What you will do
Output the material beneath exactly, leaving nothing out.

[start]

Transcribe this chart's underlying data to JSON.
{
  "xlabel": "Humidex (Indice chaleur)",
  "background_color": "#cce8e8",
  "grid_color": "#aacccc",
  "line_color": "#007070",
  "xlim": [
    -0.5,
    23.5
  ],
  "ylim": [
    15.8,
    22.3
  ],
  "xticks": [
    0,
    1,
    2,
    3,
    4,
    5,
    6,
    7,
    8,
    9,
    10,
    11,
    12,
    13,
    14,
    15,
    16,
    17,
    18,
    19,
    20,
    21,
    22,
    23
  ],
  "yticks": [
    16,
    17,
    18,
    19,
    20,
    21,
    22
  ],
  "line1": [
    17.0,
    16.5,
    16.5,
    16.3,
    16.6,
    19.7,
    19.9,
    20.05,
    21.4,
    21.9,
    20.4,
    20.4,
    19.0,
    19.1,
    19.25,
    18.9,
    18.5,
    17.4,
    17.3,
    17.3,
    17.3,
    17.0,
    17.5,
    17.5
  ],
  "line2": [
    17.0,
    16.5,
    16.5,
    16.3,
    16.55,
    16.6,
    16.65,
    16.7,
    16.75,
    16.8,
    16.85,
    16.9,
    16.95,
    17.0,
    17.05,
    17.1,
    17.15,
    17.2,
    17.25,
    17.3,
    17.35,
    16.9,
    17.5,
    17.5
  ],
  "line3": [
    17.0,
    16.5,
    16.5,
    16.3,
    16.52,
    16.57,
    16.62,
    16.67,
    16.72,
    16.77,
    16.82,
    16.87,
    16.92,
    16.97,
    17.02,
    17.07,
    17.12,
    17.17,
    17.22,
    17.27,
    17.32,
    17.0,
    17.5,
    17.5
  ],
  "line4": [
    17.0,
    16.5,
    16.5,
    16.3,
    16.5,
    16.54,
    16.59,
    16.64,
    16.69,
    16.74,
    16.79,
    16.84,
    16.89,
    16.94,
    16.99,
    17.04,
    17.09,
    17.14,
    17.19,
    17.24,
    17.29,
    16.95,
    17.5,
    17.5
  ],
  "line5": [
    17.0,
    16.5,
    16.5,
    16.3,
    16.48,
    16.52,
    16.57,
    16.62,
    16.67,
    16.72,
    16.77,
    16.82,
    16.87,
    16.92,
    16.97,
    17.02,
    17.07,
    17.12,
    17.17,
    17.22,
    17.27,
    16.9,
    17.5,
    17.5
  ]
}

[end]

Task solution
Transcribe this chart's underlying data to JSON.
{
  "xlabel": "Humidex (Indice chaleur)",
  "background_color": "#cce8e8",
  "grid_color": "#aacccc",
  "line_color": "#007070",
  "xlim": [
    -0.5,
    23.5
  ],
  "ylim": [
    15.8,
    22.3
  ],
  "xticks": [
    0,
    1,
    2,
    3,
    4,
    5,
    6,
    7,
    8,
    9,
    10,
    11,
    12,
    13,
    14,
    15,
    16,
    17,
    18,
    19,
    20,
    21,
    22,
    23
  ],
  "yticks": [
    16,
    17,
    18,
    19,
    20,
    21,
    22
  ],
  "line1": [
    17.0,
    16.5,
    16.5,
    16.3,
    16.6,
    19.7,
    19.9,
    20.05,
    21.4,
    21.9,
    20.4,
    20.4,
    19.0,
    19.1,
    19.25,
    18.9,
    18.5,
    17.4,
    17.3,
    17.3,
    17.3,
    17.0,
    17.5,
    17.5
  ],
  "line2": [
    17.0,
    16.5,
    16.5,
    16.3,
    16.55,
    16.6,
    16.65,
    16.7,
    16.75,
    16.8,
    16.85,
    16.9,
    16.95,
    17.0,
    17.05,
    17.1,
    17.15,
    17.2,
    17.25,
    17.3,
    17.35,
    16.9,
    17.5,
    17.5
  ],
  "line3": [
    17.0,
    16.5,
    16.5,
    16.3,
    16.52,
    16.57,
    16.62,
    16.67,
    16.72,
    16.77,
    16.82,
    16.87,
    16.92,
    16.97,
    17.02,
    17.07,
    17.12,
    17.17,
    17.22,
    17.27,
    17.32,
    17.0,
    17.5,
    17.5
  ],
  "line4": [
    17.0,
    16.5,
    16.5,
    16.3,
    16.5,
    16.54,
    16.59,
    16.64,
    16.69,
    16.74,
    16.79,
    16.84,
    16.89,
    16.94,
    16.99,
    17.04,
    17.09,
    17.14,
    17.19,
    17.24,
    17.29,
    16.95,
    17.5,
    17.5
  ],
  "line5": [
    17.0,
    16.5,
    16.5,
    16.3,
    16.48,
    16.52,
    16.57,
    16.62,
    16.67,
    16.72,
    16.77,
    16.82,
    16.87,
    16.92,
    16.97,
    17.02,
    17.07,
    17.12,
    17.17,
    17.22,
    17.27,
    16.9,
    17.5,
    17.5
  ]
}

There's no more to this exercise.